_Job_:
Exactly how many lines have the word "What"? Answer with the bare number.

Dataset items
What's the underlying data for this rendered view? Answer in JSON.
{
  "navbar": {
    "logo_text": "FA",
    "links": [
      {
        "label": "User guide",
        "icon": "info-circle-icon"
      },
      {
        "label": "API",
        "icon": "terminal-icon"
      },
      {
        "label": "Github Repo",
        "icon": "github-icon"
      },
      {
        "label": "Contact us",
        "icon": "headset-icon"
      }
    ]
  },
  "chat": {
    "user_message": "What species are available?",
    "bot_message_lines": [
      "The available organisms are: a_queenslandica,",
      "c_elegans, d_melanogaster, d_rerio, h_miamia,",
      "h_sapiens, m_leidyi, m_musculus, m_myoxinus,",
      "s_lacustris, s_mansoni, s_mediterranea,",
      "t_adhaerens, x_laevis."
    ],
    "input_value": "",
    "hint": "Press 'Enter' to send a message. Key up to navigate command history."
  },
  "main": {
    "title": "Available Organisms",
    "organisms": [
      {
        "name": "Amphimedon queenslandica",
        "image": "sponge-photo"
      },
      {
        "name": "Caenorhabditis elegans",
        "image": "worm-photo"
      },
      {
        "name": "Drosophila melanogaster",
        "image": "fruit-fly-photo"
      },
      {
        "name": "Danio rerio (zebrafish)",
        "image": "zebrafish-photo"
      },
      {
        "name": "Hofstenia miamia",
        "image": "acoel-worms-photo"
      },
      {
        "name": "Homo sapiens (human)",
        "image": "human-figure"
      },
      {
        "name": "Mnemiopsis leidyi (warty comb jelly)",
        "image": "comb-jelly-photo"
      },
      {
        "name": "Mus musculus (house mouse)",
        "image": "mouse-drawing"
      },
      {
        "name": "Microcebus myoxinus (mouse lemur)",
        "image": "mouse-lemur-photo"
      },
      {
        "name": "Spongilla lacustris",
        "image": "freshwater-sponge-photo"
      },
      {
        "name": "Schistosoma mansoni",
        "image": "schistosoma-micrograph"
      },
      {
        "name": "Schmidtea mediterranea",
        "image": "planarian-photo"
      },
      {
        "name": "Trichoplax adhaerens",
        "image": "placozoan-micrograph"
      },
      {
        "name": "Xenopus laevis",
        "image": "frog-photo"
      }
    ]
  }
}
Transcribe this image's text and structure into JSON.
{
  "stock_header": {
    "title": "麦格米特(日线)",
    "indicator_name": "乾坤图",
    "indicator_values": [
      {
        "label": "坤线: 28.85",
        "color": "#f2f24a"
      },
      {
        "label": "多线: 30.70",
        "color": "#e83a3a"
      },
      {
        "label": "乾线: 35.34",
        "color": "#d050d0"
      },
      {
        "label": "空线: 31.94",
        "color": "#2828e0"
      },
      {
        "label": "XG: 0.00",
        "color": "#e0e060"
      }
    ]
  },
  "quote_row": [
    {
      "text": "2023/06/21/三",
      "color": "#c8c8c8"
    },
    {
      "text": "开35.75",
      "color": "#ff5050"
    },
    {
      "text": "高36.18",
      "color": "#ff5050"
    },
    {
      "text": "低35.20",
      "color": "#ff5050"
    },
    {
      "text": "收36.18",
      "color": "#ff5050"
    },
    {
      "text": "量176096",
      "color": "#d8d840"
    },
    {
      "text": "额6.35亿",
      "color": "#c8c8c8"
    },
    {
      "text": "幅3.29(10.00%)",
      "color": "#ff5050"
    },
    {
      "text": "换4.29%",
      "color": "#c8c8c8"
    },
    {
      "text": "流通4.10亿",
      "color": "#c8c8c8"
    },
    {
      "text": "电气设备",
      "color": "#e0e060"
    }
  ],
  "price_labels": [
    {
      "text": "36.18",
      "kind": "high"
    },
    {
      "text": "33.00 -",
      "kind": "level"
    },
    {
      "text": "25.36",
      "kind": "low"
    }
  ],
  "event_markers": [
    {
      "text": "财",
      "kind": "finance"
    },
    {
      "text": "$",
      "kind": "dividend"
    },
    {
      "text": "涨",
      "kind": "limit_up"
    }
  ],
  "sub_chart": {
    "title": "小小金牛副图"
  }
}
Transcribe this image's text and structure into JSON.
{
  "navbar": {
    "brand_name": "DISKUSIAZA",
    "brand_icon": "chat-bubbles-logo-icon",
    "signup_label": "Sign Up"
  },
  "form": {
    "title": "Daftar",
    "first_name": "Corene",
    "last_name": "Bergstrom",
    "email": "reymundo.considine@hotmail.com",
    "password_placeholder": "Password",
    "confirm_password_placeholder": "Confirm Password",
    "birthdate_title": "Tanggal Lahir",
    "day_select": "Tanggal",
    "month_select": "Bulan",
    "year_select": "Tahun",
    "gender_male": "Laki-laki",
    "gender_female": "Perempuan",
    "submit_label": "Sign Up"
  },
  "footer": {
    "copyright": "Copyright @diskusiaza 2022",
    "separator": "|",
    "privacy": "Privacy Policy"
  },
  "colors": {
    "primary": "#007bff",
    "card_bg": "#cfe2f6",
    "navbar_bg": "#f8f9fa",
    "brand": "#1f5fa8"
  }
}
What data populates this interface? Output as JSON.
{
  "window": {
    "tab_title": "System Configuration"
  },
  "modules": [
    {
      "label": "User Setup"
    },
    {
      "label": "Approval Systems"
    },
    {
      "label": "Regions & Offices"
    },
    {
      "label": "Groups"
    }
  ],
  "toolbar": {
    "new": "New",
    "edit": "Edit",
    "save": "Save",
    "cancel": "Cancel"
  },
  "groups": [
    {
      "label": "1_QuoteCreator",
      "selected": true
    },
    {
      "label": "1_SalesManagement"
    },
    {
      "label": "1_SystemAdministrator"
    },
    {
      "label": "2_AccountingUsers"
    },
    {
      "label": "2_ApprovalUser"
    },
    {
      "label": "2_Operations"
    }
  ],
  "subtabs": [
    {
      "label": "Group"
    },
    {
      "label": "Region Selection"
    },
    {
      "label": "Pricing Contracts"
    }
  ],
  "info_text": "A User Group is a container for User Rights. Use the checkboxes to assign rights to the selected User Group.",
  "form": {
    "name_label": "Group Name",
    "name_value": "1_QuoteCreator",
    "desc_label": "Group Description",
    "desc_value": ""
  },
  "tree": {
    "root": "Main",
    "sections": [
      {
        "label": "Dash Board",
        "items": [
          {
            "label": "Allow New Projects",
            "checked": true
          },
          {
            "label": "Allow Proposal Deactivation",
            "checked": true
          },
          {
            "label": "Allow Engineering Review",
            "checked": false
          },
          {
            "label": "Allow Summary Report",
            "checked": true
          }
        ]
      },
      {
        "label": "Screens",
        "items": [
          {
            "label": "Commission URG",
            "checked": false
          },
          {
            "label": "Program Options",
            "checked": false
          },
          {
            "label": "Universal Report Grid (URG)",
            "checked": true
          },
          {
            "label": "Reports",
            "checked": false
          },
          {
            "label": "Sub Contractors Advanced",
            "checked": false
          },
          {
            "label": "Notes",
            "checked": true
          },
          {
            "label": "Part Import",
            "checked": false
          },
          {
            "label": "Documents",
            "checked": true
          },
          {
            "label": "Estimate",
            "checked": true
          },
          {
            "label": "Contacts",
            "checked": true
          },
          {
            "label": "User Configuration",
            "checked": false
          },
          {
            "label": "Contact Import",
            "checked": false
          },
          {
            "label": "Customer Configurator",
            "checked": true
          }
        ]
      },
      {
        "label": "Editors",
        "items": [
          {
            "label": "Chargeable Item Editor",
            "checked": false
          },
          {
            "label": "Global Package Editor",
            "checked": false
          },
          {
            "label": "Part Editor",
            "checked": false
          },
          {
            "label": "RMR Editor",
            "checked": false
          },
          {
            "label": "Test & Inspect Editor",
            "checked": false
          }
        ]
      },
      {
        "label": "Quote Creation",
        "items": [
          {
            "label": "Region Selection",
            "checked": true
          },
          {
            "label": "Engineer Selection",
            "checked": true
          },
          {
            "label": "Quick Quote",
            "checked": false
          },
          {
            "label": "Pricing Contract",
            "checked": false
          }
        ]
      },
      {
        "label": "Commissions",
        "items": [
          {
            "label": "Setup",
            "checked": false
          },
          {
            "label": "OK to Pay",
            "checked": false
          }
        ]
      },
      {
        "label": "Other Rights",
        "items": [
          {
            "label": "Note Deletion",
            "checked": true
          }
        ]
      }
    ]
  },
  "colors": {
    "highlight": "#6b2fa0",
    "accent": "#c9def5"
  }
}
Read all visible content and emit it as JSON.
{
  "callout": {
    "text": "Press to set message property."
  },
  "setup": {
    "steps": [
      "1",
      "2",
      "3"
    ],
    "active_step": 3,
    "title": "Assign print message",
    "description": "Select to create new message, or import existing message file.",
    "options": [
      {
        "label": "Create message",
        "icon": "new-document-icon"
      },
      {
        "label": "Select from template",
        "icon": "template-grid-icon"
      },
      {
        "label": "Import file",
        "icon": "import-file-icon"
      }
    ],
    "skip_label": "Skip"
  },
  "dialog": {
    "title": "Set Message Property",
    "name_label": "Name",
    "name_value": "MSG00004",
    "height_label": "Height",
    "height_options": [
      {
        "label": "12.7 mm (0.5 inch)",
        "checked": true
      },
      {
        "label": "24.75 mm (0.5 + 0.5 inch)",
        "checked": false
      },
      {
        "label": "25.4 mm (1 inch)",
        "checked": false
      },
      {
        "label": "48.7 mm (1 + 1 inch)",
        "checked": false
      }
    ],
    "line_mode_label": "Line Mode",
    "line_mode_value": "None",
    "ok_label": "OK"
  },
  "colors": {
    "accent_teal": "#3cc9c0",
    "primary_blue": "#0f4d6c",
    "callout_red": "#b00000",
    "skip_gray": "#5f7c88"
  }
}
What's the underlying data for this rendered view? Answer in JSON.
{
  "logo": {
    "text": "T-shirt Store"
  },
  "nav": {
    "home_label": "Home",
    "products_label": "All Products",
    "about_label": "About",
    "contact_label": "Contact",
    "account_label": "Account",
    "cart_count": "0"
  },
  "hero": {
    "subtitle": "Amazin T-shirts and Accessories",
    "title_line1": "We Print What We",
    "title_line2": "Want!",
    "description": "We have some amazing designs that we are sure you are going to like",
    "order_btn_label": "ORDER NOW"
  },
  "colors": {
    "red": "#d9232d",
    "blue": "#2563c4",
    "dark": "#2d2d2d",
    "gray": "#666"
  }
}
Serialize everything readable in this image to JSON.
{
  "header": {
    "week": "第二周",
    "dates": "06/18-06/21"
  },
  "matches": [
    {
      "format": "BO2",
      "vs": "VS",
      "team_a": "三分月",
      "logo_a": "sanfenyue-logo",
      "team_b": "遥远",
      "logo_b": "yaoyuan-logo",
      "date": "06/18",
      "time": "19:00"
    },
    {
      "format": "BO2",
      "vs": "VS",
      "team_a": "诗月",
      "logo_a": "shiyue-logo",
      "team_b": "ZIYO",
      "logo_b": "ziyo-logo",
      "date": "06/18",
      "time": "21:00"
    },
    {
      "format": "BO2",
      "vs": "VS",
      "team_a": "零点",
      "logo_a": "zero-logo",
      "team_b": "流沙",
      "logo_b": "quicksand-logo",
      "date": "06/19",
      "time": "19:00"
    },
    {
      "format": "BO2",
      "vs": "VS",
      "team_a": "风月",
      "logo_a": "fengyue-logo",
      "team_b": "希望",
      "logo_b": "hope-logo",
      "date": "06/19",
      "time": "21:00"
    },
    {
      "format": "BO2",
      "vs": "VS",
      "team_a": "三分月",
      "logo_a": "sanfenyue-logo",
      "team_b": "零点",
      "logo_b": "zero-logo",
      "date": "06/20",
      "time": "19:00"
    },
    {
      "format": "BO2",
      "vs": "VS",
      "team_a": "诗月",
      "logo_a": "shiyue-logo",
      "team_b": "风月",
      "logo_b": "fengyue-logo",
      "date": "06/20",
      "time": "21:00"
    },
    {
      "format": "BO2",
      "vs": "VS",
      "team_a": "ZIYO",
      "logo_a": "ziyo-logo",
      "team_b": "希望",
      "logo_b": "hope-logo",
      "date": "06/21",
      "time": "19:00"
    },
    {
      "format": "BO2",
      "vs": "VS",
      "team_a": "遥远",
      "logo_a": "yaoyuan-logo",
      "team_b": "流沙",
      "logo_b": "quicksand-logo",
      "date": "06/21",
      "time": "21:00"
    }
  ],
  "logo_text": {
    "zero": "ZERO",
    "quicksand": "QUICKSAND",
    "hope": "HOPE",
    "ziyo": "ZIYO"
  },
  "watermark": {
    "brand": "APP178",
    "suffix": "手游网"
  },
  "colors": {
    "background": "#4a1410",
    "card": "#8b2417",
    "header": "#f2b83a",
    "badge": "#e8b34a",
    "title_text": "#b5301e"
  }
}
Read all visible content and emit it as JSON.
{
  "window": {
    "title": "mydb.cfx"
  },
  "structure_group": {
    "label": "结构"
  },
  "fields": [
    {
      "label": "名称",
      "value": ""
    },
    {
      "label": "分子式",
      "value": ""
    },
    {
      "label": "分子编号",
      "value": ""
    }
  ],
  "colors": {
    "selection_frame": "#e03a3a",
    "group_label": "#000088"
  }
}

_Answer to the problem_:
5